Given instruction
All of the records below must be output exactly, with no pictures carried over.

Records from a dataset
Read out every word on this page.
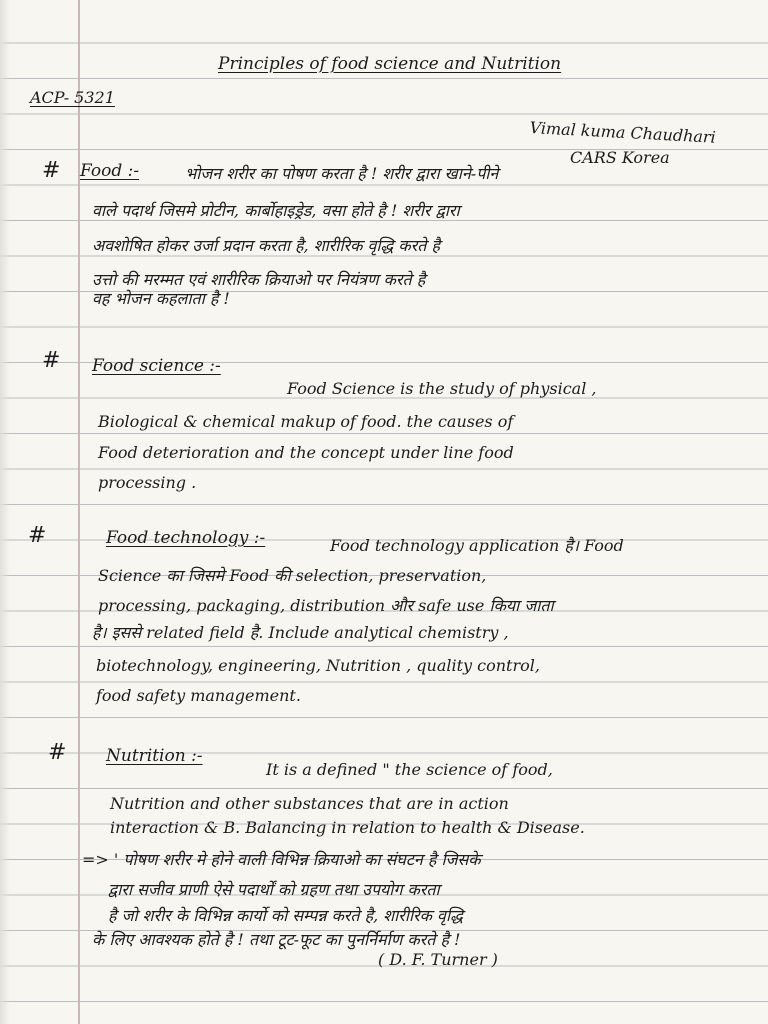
Principles of food science and Nutrition
ACP- 5321
Vimal kuma Chaudhari
CARS Korea
# Food :-	भोजन शरीर का पोषण करता है ! शरीर द्वारा खाने-पीने
वाले पदार्थ जिसमे प्रोटीन, कार्बोहाइड्रेड, वसा होते है ! शरीर द्वारा
अवशोषित होकर उर्जा प्रदान करता है, शारीरिक वृद्धि करते है
उत्तो की मरम्मत एवं शारीरिक क्रियाओ पर नियंत्रण करते है
वह भोजन कहलाता है !
# Food science :-
Food Science is the study of physical ,
Biological & chemical makup of food. the causes of
Food deterioration and the concept under line food
processing .
#	Food technology :-	Food technology application है। Food
Science का जिसमे Food की selection, preservation,
processing, packaging, distribution और safe use किया जाता
है। इससे related field है. Include analytical chemistry ,
biotechnology, engineering, Nutrition , quality control,
food safety management.
# Nutrition :-
It is a defined " the science of food,
Nutrition and other substances that are in action
interaction & B. Balancing in relation to health & Disease.
=> ' पोषण शरीर मे होने वाली विभिन्न क्रियाओ का संघटन है जिसके
द्वारा सजीव प्राणी ऐसे पदार्थों को ग्रहण तथा उपयोग करता
है जो शरीर के विभिन्न कार्यो को सम्पन्न करते है, शारीरिक वृद्धि
के लिए आवश्यक होते है ! तथा टूट-फूट का पुनर्निर्माण करते है !
( D. F. Turner )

Answer
Read out every word on this page.
Principles of food science and Nutrition
ACP- 5321
Vimal kuma Chaudhari
CARS Korea
# Food :-	भोजन शरीर का पोषण करता है ! शरीर द्वारा खाने-पीने
वाले पदार्थ जिसमे प्रोटीन, कार्बोहाइड्रेड, वसा होते है ! शरीर द्वारा
अवशोषित होकर उर्जा प्रदान करता है, शारीरिक वृद्धि करते है
उत्तो की मरम्मत एवं शारीरिक क्रियाओ पर नियंत्रण करते है
वह भोजन कहलाता है !
# Food science :-
Food Science is the study of physical ,
Biological & chemical makup of food. the causes of
Food deterioration and the concept under line food
processing .
#	Food technology :-	Food technology application है। Food
Science का जिसमे Food की selection, preservation,
processing, packaging, distribution और safe use किया जाता
है। इससे related field है. Include analytical chemistry ,
biotechnology, engineering, Nutrition , quality control,
food safety management.
# Nutrition :-
It is a defined " the science of food,
Nutrition and other substances that are in action
interaction & B. Balancing in relation to health & Disease.
=> ' पोषण शरीर मे होने वाली विभिन्न क्रियाओ का संघटन है जिसके
द्वारा सजीव प्राणी ऐसे पदार्थों को ग्रहण तथा उपयोग करता
है जो शरीर के विभिन्न कार्यो को सम्पन्न करते है, शारीरिक वृद्धि
के लिए आवश्यक होते है ! तथा टूट-फूट का पुनर्निर्माण करते है !
( D. F. Turner )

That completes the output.